## [Task description]
Report each line of the data that includes the word "type".

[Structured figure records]
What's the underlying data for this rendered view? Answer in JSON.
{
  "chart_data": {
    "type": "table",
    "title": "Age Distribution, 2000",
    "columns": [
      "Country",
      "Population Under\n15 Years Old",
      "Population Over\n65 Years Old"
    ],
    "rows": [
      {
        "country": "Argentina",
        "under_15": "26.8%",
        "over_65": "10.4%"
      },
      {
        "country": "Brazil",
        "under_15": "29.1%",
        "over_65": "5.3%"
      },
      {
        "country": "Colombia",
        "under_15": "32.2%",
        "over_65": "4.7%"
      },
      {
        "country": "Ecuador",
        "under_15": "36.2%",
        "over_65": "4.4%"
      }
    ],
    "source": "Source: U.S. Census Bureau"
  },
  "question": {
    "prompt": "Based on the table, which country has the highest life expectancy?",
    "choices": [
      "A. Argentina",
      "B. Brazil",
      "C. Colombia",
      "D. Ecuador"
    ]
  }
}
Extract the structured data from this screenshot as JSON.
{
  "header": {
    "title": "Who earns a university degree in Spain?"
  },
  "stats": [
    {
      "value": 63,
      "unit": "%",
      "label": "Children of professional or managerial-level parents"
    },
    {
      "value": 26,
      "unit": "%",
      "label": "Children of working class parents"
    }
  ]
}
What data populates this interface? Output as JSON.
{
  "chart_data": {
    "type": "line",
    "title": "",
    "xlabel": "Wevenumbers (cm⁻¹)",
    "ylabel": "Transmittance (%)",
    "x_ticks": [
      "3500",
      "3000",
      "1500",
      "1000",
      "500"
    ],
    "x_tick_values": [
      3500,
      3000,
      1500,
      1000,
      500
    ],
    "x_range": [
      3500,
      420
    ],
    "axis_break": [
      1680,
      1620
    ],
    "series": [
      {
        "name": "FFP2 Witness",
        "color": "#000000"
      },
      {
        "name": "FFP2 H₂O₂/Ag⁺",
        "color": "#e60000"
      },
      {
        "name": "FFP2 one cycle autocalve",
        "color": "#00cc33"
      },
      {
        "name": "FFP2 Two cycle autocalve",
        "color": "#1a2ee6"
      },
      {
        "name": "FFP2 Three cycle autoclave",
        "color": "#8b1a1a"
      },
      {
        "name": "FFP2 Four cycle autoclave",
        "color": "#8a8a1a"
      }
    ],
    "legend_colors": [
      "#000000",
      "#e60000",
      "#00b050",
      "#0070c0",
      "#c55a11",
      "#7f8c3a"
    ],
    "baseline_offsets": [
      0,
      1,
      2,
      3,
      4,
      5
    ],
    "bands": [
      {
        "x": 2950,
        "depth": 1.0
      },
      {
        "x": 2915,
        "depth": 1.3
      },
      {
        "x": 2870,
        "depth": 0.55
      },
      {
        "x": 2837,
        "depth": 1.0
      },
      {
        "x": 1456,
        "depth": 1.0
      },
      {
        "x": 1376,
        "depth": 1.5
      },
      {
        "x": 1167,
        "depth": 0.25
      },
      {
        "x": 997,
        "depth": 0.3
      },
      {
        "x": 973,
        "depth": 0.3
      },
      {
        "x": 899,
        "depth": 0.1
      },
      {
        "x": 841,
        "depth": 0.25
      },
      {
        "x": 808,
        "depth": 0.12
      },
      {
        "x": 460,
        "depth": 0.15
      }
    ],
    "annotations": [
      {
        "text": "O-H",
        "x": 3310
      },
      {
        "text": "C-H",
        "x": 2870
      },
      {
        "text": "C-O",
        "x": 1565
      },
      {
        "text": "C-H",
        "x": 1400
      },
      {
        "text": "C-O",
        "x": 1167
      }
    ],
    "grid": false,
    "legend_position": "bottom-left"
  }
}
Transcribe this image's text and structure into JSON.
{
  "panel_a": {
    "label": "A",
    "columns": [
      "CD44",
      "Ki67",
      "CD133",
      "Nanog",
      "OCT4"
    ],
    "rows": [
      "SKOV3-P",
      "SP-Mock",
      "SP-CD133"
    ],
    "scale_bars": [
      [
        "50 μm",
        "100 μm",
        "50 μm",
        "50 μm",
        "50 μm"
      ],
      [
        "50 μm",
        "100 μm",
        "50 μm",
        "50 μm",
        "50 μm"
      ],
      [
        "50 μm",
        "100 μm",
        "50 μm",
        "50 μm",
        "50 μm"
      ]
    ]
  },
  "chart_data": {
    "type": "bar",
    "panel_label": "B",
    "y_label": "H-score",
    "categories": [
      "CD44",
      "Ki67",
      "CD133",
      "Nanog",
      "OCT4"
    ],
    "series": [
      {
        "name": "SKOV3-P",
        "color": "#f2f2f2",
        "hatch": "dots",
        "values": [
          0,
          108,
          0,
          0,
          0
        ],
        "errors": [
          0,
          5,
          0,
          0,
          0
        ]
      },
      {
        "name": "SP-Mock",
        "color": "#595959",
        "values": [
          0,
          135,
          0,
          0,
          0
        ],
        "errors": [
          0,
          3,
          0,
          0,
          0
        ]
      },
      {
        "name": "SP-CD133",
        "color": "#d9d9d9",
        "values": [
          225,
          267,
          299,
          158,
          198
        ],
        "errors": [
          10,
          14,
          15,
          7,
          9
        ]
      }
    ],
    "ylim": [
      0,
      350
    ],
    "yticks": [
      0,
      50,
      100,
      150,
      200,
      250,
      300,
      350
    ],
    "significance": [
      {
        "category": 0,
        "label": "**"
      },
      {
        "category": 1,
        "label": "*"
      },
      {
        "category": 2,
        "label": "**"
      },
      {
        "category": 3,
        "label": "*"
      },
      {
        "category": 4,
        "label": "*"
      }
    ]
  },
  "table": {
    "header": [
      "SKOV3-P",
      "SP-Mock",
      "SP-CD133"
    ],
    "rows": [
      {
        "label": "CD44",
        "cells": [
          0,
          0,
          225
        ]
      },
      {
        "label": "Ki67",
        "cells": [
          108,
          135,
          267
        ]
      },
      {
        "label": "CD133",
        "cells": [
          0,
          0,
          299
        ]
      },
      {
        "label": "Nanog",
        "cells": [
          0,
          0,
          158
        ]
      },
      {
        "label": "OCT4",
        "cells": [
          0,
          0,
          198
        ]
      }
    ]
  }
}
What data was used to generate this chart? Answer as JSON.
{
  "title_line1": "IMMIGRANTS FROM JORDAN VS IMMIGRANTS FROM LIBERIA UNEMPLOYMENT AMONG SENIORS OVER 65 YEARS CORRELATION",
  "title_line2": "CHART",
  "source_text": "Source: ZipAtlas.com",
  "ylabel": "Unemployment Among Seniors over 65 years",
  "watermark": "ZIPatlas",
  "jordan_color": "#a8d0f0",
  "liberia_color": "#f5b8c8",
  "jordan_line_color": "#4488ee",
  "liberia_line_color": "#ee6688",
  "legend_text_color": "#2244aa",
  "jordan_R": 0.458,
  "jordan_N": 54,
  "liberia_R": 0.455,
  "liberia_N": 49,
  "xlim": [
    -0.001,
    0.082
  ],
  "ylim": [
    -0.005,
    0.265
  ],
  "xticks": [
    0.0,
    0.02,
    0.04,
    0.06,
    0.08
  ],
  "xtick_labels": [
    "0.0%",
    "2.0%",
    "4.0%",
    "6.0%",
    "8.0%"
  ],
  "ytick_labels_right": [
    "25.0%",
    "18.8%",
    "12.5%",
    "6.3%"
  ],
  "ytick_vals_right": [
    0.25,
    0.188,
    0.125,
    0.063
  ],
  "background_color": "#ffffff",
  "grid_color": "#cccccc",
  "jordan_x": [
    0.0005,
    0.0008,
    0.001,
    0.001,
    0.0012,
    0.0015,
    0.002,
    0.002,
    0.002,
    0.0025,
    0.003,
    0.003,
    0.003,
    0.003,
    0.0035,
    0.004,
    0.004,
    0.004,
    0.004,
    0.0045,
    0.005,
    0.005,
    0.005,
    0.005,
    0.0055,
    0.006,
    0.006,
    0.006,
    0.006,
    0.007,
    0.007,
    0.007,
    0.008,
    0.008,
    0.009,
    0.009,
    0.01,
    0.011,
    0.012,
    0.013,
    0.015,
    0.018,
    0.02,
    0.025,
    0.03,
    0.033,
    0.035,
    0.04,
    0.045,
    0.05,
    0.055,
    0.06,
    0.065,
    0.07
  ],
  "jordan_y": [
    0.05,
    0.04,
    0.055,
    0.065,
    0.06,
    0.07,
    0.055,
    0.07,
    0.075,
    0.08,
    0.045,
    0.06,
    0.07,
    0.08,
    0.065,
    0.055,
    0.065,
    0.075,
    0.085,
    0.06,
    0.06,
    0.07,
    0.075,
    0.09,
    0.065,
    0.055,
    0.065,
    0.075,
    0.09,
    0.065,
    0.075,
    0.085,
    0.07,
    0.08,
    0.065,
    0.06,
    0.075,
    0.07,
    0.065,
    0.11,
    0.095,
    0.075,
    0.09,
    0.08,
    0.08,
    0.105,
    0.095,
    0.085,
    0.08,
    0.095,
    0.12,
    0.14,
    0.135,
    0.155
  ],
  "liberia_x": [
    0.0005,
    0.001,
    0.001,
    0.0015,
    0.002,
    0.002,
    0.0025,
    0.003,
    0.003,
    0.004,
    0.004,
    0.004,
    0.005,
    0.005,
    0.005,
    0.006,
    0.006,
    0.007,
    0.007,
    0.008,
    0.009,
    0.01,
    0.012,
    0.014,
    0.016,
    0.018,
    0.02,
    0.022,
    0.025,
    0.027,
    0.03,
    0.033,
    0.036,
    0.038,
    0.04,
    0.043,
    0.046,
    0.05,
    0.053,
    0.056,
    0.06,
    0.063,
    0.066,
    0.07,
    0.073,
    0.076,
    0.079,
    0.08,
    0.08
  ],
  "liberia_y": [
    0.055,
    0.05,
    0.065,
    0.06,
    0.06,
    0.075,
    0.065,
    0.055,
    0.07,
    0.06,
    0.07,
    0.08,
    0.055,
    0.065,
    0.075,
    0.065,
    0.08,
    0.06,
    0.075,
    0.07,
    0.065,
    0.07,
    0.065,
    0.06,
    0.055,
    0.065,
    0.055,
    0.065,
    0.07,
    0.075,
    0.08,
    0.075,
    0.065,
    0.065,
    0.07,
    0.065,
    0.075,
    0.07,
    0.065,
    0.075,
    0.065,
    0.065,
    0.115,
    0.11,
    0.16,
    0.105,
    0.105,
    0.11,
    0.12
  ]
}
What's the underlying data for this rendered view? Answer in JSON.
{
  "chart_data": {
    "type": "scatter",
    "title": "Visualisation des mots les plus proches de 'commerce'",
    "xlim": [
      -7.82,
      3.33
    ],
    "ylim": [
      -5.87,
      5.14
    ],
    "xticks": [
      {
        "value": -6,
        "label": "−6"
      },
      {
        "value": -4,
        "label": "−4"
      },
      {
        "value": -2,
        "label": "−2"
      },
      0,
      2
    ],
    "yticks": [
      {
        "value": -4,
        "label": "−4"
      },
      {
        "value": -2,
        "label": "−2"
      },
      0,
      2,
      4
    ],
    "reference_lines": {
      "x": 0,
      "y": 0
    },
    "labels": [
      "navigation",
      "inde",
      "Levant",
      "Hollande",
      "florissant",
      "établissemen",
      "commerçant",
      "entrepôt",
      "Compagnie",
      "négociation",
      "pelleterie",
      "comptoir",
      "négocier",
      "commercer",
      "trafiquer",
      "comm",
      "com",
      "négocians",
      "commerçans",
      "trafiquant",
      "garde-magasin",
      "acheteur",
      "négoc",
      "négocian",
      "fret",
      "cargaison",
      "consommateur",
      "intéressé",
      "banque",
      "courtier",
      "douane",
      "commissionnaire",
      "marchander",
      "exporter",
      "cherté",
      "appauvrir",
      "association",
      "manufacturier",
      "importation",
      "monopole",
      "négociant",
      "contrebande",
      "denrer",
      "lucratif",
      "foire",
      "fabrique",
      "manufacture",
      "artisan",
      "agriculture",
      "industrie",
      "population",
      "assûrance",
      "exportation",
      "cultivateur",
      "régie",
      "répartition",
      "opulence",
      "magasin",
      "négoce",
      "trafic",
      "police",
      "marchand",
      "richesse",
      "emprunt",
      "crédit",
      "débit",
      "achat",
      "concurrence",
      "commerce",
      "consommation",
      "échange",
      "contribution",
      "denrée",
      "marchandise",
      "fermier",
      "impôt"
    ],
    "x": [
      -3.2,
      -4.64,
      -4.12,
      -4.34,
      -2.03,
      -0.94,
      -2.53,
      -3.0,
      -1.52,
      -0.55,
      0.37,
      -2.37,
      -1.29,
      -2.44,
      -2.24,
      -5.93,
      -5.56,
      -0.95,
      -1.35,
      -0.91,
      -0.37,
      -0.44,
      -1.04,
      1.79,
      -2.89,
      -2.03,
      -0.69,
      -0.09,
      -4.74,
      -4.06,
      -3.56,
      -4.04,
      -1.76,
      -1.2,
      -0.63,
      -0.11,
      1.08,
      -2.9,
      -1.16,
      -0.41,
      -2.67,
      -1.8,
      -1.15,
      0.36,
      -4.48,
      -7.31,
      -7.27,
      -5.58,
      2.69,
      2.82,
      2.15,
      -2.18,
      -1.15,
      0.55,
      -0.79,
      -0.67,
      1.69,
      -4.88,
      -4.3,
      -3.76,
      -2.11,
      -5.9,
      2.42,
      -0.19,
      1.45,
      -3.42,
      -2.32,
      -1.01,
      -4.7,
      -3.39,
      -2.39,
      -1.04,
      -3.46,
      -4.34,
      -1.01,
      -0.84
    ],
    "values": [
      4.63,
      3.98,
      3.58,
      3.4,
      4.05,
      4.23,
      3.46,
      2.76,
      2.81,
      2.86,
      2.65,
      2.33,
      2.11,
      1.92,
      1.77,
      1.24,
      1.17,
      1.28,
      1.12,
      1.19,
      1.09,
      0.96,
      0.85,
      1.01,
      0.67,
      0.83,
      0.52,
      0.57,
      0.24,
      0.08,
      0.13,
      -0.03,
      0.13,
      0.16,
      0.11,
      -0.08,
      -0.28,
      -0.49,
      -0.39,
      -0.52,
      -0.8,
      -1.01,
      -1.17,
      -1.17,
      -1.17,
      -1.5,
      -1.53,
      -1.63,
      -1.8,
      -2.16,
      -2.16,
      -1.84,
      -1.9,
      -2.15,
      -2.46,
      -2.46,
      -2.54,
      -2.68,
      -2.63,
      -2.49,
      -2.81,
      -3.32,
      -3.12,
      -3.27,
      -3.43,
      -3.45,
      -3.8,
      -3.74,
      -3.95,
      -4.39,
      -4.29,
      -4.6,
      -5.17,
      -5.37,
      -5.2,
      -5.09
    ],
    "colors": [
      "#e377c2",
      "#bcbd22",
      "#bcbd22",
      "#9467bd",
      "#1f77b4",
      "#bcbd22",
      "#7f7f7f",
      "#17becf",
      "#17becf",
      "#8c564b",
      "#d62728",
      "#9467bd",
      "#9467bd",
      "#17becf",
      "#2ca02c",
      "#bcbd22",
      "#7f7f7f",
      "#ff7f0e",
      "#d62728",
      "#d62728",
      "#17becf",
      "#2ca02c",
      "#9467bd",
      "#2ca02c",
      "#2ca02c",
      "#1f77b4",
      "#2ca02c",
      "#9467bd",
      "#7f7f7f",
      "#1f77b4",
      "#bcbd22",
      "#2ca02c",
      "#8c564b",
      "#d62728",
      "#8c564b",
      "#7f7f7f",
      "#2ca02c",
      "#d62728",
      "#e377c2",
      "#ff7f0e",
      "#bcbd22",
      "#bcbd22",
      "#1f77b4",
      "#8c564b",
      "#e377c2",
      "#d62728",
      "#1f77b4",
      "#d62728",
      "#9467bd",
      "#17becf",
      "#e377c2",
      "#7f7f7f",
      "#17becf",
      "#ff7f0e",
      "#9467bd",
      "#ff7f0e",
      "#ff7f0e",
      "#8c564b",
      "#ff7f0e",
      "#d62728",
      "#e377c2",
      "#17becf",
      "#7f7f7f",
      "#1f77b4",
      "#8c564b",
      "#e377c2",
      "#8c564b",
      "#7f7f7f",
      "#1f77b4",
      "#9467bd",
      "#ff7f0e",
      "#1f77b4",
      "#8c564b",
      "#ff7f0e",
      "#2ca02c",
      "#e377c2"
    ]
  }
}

## [Task output]
    "type": "table",
    "type": "line",
    "type": "bar",
    "type": "scatter",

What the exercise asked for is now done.